◆ Source material
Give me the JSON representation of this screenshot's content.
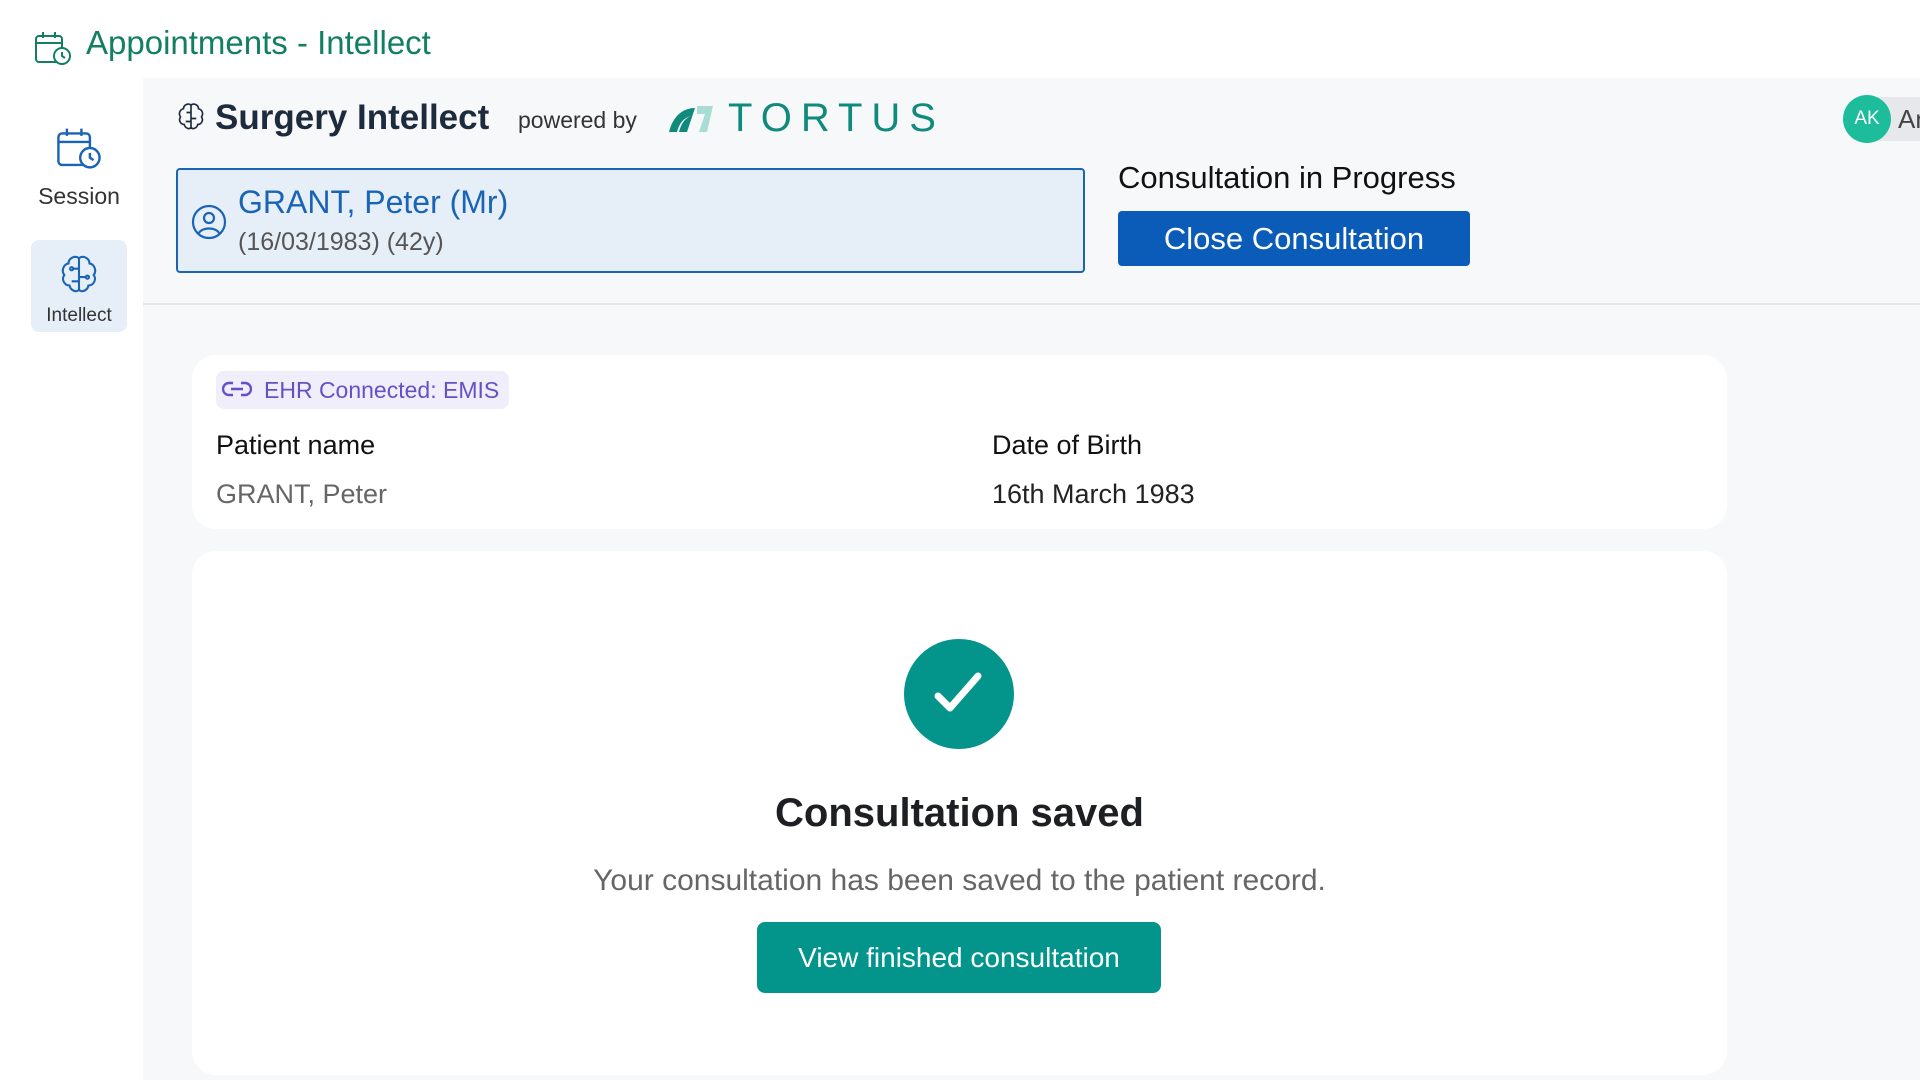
{
  "window": {
    "title": "Appointments - Intellect",
    "icon": "calendar-clock-icon"
  },
  "sidebar": {
    "items": [
      {
        "label": "Session",
        "icon": "calendar-clock-icon",
        "selected": false
      },
      {
        "label": "Intellect",
        "icon": "brain-icon",
        "selected": true
      }
    ]
  },
  "header": {
    "product": "Surgery Intellect",
    "powered_by": "powered by",
    "brand": "TORTUS",
    "user_initials": "AK",
    "user_name_partial": "An"
  },
  "patient": {
    "name": "GRANT, Peter (Mr)",
    "dob_age": "(16/03/1983)  (42y)"
  },
  "consultation": {
    "status": "Consultation in Progress",
    "close_label": "Close Consultation"
  },
  "details": {
    "ehr_badge": "EHR Connected: EMIS",
    "name_label": "Patient name",
    "name_value": "GRANT, Peter",
    "dob_label": "Date of Birth",
    "dob_value": "16th March 1983"
  },
  "result": {
    "title": "Consultation saved",
    "message": "Your consultation has been saved to the patient record.",
    "button": "View finished consultation"
  },
  "colors": {
    "teal": "#03948c",
    "blue": "#0a5cb8",
    "title_green": "#127e62",
    "badge_purple": "#6750c6",
    "avatar": "#1dbd9b"
  }
}
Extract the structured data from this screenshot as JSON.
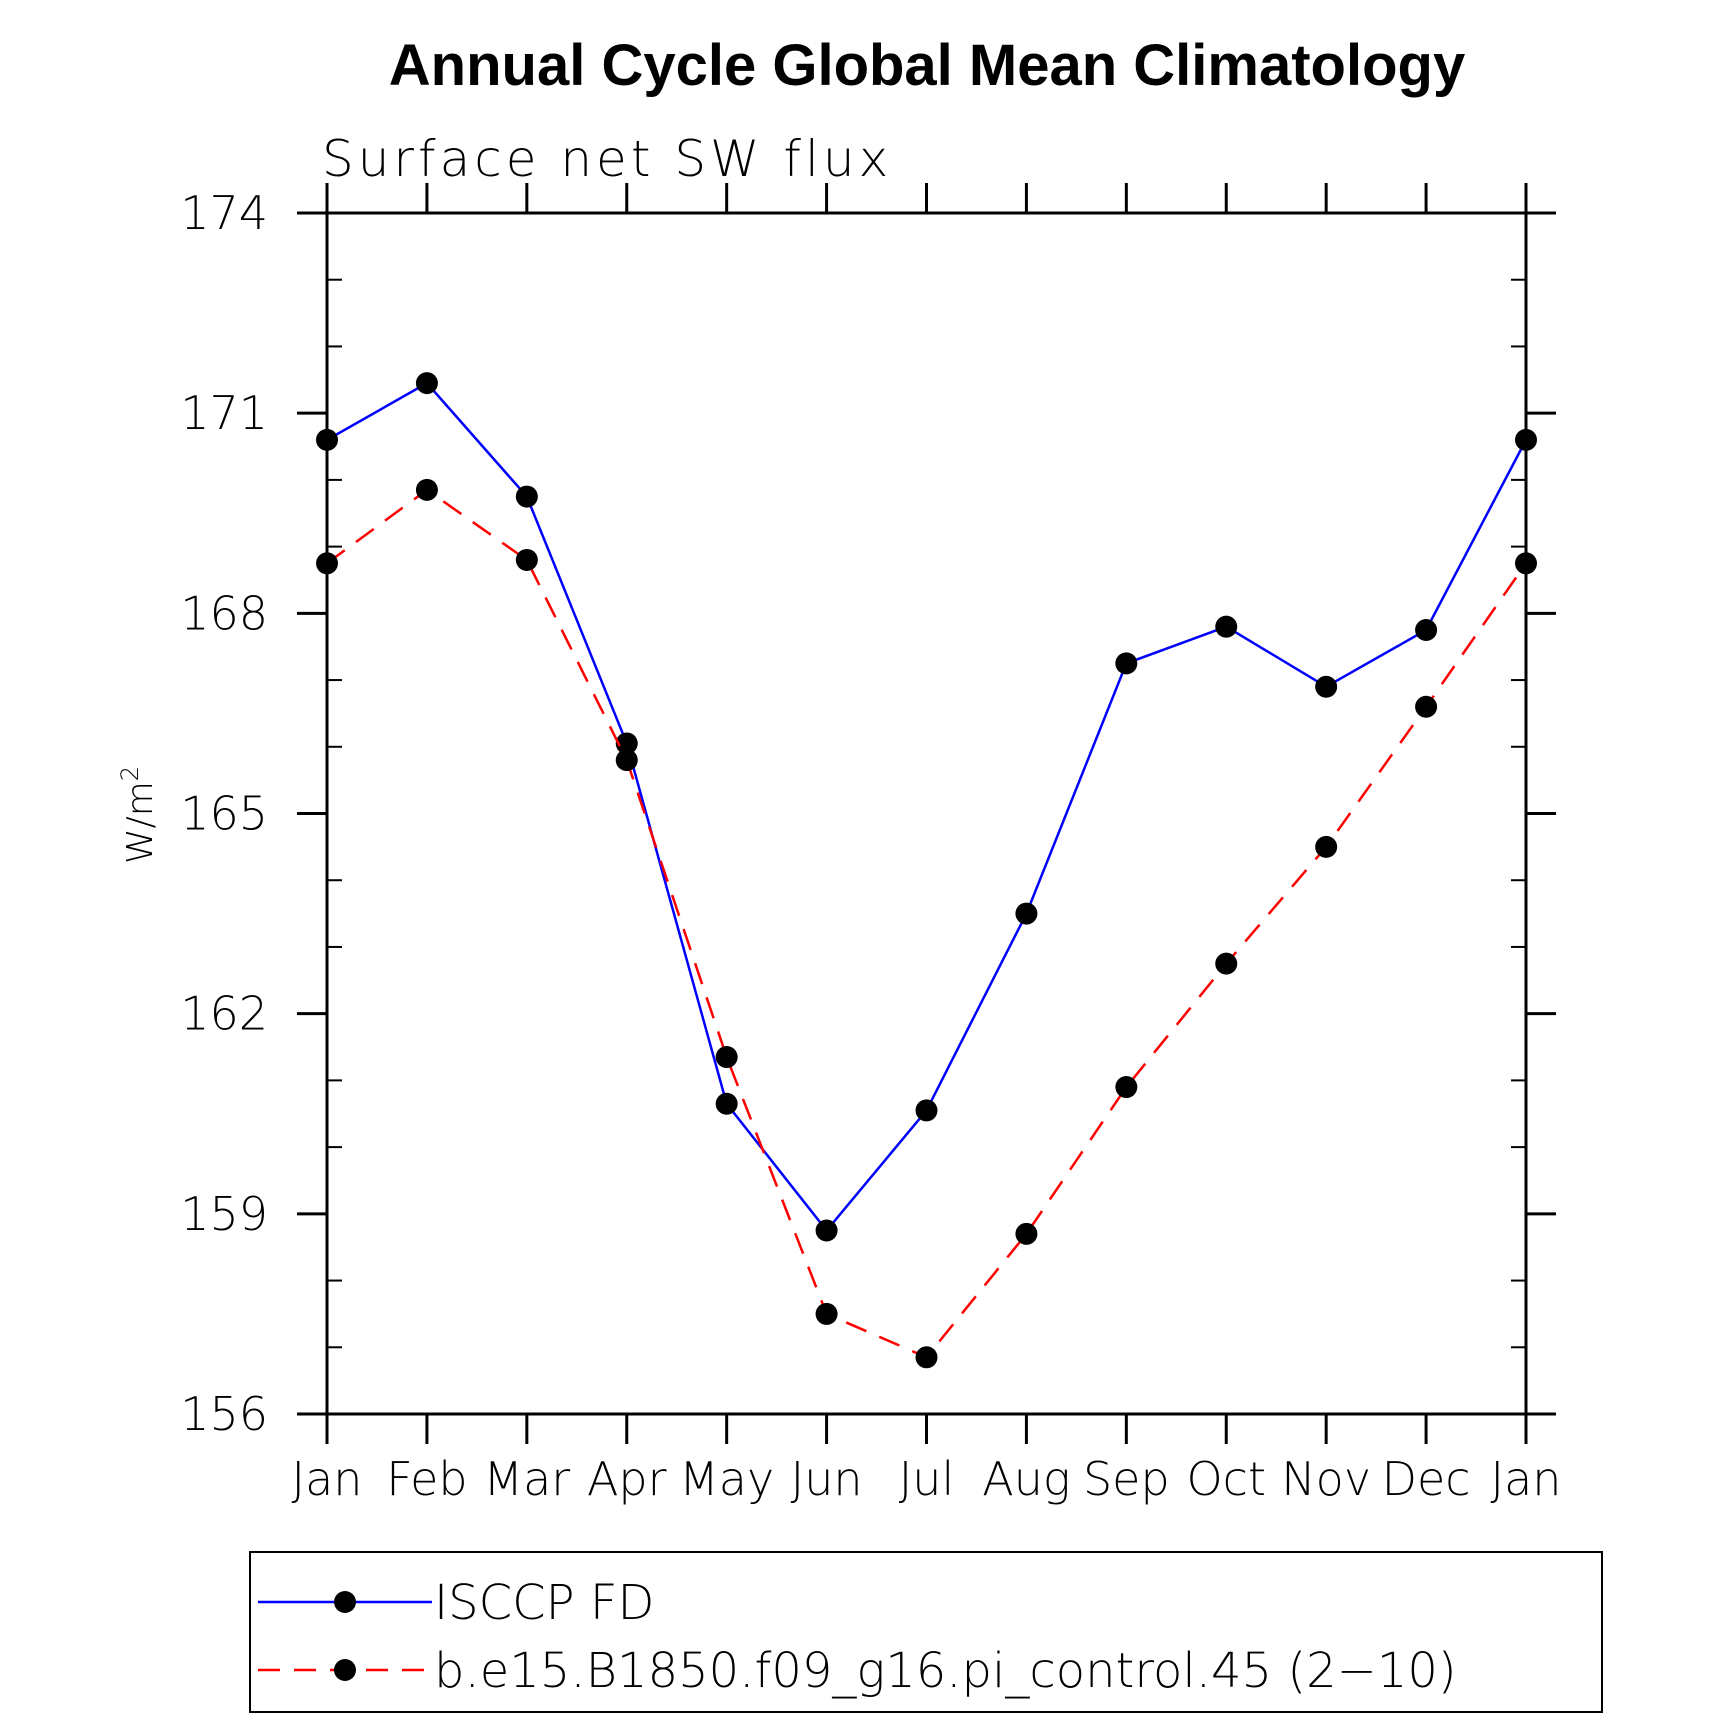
{
  "chart_data": {
    "type": "line",
    "title": "Annual Cycle Global Mean Climatology",
    "subtitle": "Surface net SW flux",
    "ylabel": "W/m",
    "ylabel_superscript": "2",
    "xlabel": "",
    "categories": [
      "Jan",
      "Feb",
      "Mar",
      "Apr",
      "May",
      "Jun",
      "Jul",
      "Aug",
      "Sep",
      "Oct",
      "Nov",
      "Dec",
      "Jan"
    ],
    "ylim": [
      156,
      174
    ],
    "yticks": [
      "156",
      "159",
      "162",
      "165",
      "168",
      "171",
      "174"
    ],
    "grid": false,
    "legend_position": "bottom",
    "series": [
      {
        "name": "ISCCP FD",
        "color": "#0000ff",
        "line_style": "solid",
        "marker": "filled-circle",
        "values": [
          170.6,
          171.45,
          169.75,
          166.05,
          160.65,
          158.75,
          160.55,
          163.5,
          167.25,
          167.8,
          166.9,
          167.75,
          170.6
        ]
      },
      {
        "name": "b.e15.B1850.f09_g16.pi_control.45 (2−10)",
        "color": "#ff0000",
        "line_style": "dashed",
        "marker": "filled-circle",
        "values": [
          168.75,
          169.85,
          168.8,
          165.8,
          161.35,
          157.5,
          156.85,
          158.7,
          160.9,
          162.75,
          164.5,
          166.6,
          168.75
        ]
      }
    ]
  }
}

◆ Exercise brief
Lines containing the word "Peter" are to be counted in the listing; state their number alone.

◆ Written answer
2